----- ENTRIES SHOWN
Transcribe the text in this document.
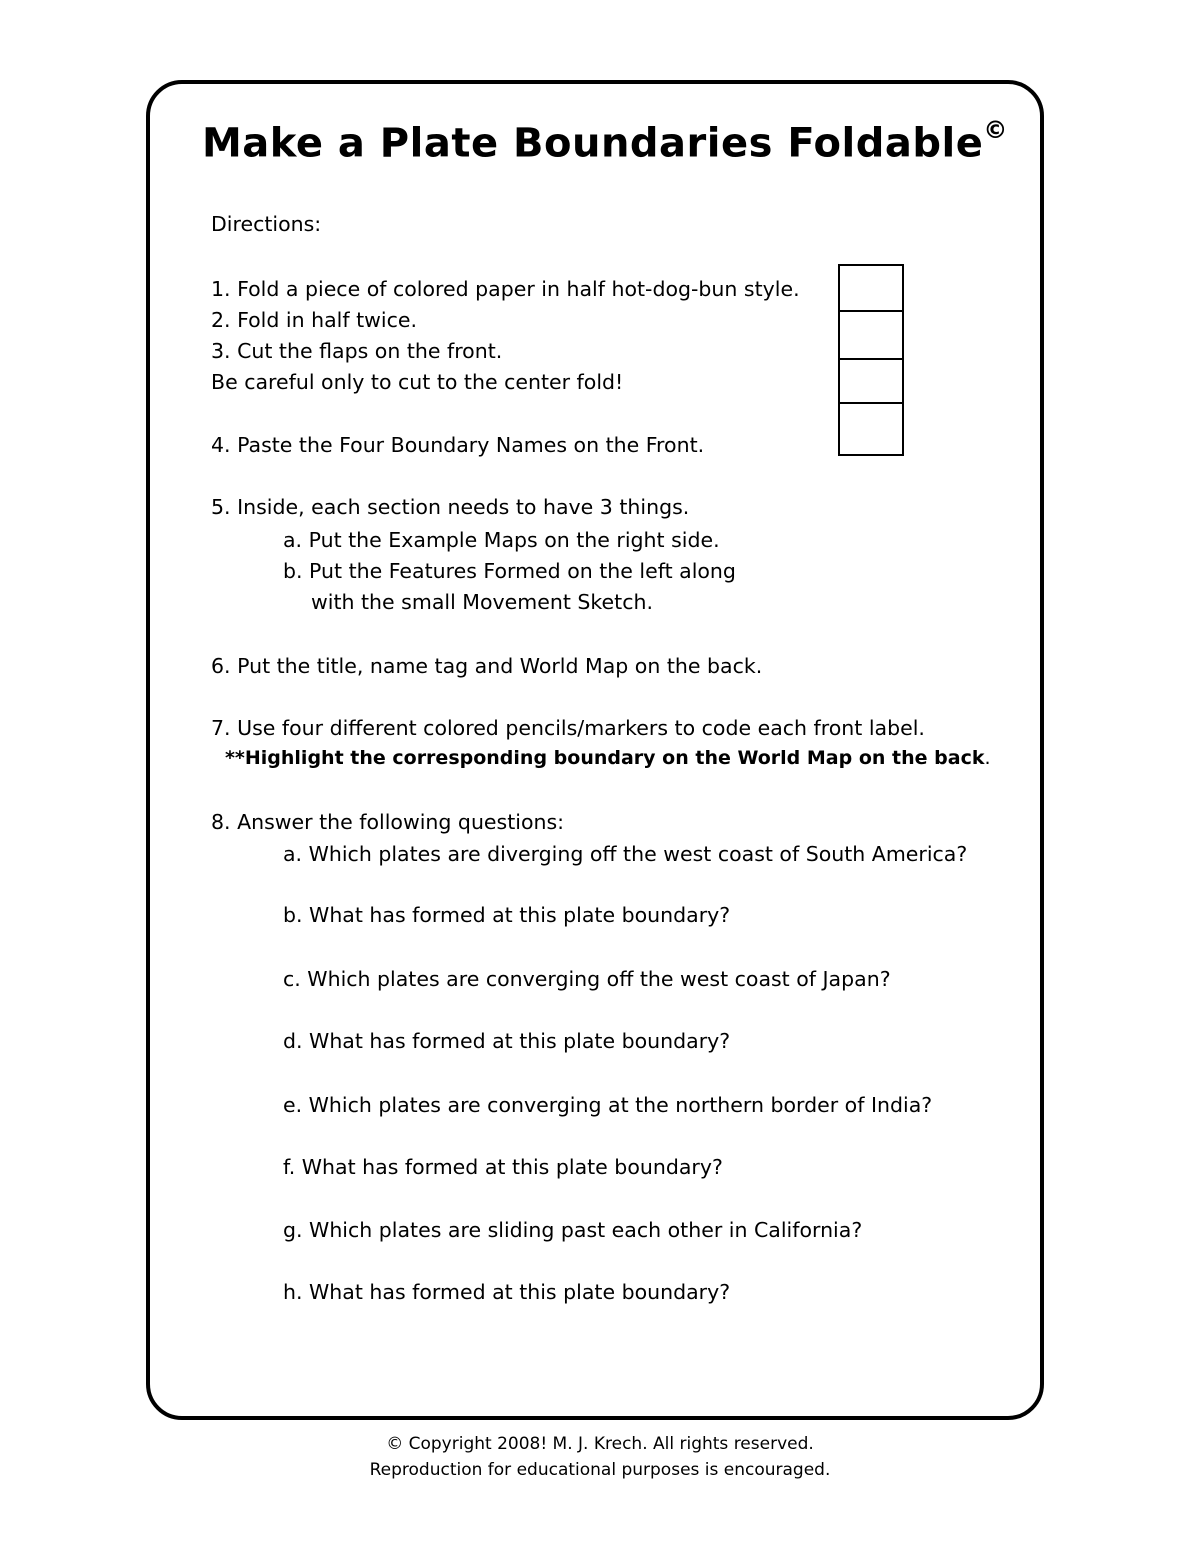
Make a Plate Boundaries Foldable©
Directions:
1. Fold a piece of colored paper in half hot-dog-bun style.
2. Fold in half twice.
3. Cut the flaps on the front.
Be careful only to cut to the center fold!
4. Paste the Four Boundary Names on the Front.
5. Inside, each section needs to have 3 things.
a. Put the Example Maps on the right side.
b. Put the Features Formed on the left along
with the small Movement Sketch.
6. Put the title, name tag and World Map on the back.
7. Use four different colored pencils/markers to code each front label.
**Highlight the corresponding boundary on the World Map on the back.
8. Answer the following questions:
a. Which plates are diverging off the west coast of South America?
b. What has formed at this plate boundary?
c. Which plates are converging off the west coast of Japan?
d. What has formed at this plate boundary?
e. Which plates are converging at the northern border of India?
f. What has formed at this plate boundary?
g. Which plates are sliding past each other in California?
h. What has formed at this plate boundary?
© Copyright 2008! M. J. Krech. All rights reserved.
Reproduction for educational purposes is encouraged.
----------
WRITTEN PROBLEM: The material above holds pictures; copy everything else in it exactly.

SOLUTION FOR THIS TASK:
Transcribe the text in this document.
Make a Plate Boundaries Foldable©
Directions:
1. Fold a piece of colored paper in half hot-dog-bun style.
2. Fold in half twice.
3. Cut the flaps on the front.
Be careful only to cut to the center fold!
4. Paste the Four Boundary Names on the Front.
5. Inside, each section needs to have 3 things.
a. Put the Example Maps on the right side.
b. Put the Features Formed on the left along
with the small Movement Sketch.
6. Put the title, name tag and World Map on the back.
7. Use four different colored pencils/markers to code each front label.
**Highlight the corresponding boundary on the World Map on the back.
8. Answer the following questions:
a. Which plates are diverging off the west coast of South America?
b. What has formed at this plate boundary?
c. Which plates are converging off the west coast of Japan?
d. What has formed at this plate boundary?
e. Which plates are converging at the northern border of India?
f. What has formed at this plate boundary?
g. Which plates are sliding past each other in California?
h. What has formed at this plate boundary?
© Copyright 2008! M. J. Krech. All rights reserved.
Reproduction for educational purposes is encouraged.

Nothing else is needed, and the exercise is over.